## Exercise directions
Copy out each line of the material below that holds the string "个百分点".

## Data excerpts

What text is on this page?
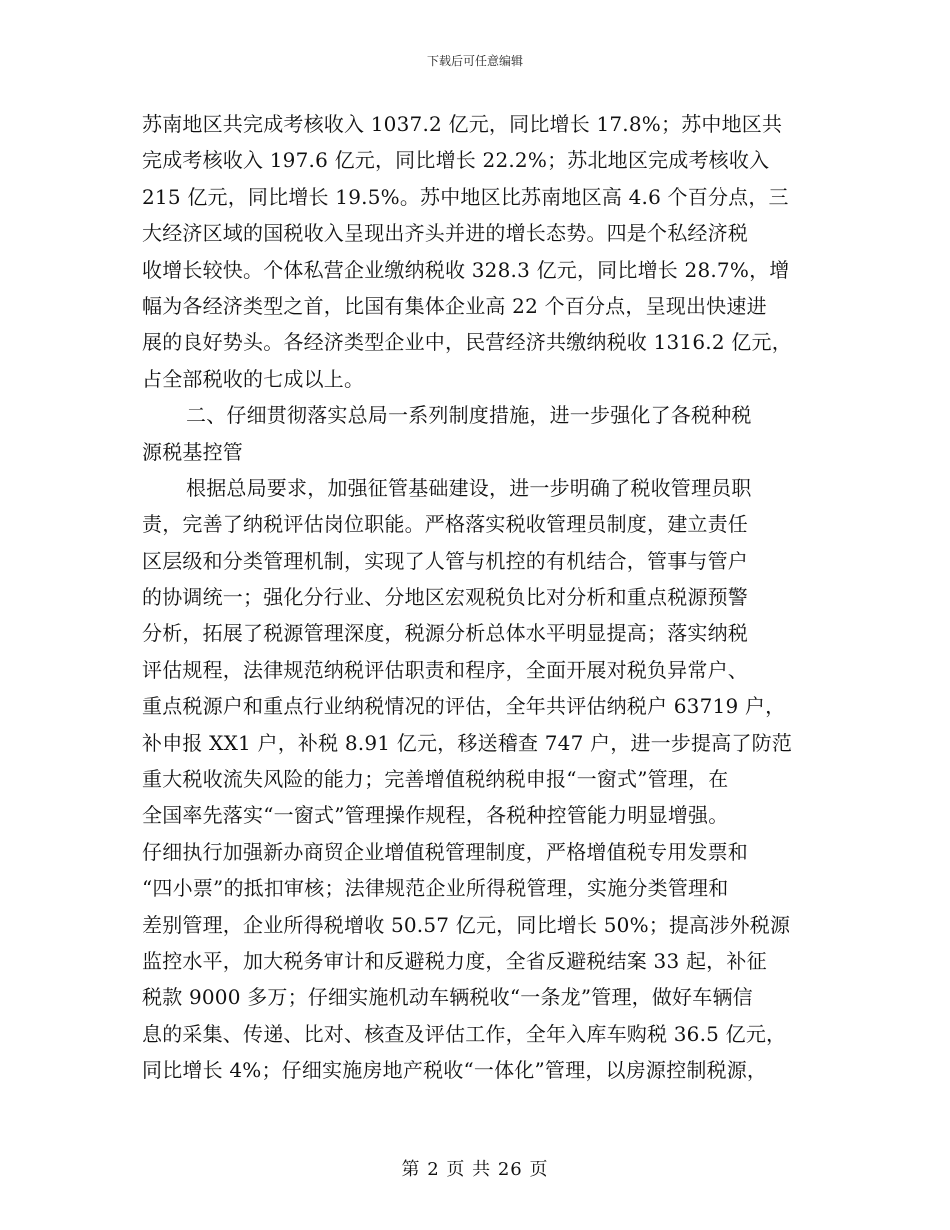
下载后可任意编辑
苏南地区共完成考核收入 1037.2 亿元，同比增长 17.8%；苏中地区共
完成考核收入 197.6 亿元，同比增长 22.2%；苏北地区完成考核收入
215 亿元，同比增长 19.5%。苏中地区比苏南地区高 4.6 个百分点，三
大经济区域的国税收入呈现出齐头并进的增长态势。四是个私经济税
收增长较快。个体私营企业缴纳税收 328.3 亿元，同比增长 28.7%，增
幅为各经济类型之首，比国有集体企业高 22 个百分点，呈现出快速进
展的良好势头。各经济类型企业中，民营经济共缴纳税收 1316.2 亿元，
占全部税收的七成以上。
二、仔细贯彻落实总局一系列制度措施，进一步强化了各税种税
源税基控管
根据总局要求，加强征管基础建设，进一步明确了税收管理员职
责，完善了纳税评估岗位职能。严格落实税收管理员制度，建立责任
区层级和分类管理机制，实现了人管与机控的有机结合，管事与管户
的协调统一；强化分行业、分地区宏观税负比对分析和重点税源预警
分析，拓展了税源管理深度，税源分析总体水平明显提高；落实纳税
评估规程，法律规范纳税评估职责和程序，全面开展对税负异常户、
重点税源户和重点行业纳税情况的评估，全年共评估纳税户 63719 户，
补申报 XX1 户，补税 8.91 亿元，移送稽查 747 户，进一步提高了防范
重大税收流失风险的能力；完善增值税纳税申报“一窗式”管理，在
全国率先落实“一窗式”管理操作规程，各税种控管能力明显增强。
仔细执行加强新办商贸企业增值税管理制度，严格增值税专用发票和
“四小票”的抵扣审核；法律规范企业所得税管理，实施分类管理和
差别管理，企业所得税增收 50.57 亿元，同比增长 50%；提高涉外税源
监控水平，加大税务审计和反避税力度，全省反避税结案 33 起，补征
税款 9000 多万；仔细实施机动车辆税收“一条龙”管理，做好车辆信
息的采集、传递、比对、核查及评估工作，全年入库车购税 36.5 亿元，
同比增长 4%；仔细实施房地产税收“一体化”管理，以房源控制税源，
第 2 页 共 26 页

## Task solution
215 亿元，同比增长 19.5%。苏中地区比苏南地区高 4.6 个百分点，三
幅为各经济类型之首，比国有集体企业高 22 个百分点，呈现出快速进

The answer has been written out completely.